§ **Description of the task**
Go through the listing and write out all of it exactly.
— begin —
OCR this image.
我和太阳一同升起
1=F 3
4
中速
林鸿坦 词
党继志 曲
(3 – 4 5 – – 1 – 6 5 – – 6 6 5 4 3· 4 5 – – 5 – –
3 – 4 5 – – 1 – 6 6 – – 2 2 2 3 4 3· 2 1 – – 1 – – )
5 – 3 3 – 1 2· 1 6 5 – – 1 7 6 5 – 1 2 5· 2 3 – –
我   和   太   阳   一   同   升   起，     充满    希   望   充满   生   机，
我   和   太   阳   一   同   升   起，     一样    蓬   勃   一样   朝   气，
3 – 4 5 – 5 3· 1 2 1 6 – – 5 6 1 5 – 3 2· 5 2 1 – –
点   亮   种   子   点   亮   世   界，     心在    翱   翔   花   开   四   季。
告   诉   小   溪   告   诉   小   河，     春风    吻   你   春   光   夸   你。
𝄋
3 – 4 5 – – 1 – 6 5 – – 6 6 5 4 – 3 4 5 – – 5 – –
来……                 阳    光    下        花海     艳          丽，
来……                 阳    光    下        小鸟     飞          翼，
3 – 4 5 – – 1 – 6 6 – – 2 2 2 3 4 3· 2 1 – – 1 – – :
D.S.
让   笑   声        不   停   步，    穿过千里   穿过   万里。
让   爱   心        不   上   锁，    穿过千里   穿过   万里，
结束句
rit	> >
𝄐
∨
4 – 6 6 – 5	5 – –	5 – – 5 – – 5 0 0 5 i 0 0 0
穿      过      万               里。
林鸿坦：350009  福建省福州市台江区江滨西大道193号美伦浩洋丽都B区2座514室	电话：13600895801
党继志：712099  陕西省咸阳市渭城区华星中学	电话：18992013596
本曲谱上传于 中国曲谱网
— end —
§ **Written solution**
OCR this image.
我和太阳一同升起
1=F 3
4
中速
林鸿坦 词
党继志 曲
(3 – 4 5 – – 1 – 6 5 – – 6 6 5 4 3· 4 5 – – 5 – –
3 – 4 5 – – 1 – 6 6 – – 2 2 2 3 4 3· 2 1 – – 1 – – )
5 – 3 3 – 1 2· 1 6 5 – – 1 7 6 5 – 1 2 5· 2 3 – –
我   和   太   阳   一   同   升   起，     充满    希   望   充满   生   机，
我   和   太   阳   一   同   升   起，     一样    蓬   勃   一样   朝   气，
3 – 4 5 – 5 3· 1 2 1 6 – – 5 6 1 5 – 3 2· 5 2 1 – –
点   亮   种   子   点   亮   世   界，     心在    翱   翔   花   开   四   季。
告   诉   小   溪   告   诉   小   河，     春风    吻   你   春   光   夸   你。
𝄋
3 – 4 5 – – 1 – 6 5 – – 6 6 5 4 – 3 4 5 – – 5 – –
来……                 阳    光    下        花海     艳          丽，
来……                 阳    光    下        小鸟     飞          翼，
3 – 4 5 – – 1 – 6 6 – – 2 2 2 3 4 3· 2 1 – – 1 – – :
D.S.
让   笑   声        不   停   步，    穿过千里   穿过   万里。
让   爱   心        不   上   锁，    穿过千里   穿过   万里，
结束句
rit	> >
𝄐
∨
4 – 6 6 – 5	5 – –	5 – – 5 – – 5 0 0 5 i 0 0 0
穿      过      万               里。
林鸿坦：350009  福建省福州市台江区江滨西大道193号美伦浩洋丽都B区2座514室	电话：13600895801
党继志：712099  陕西省咸阳市渭城区华星中学	电话：18992013596
本曲谱上传于 中国曲谱网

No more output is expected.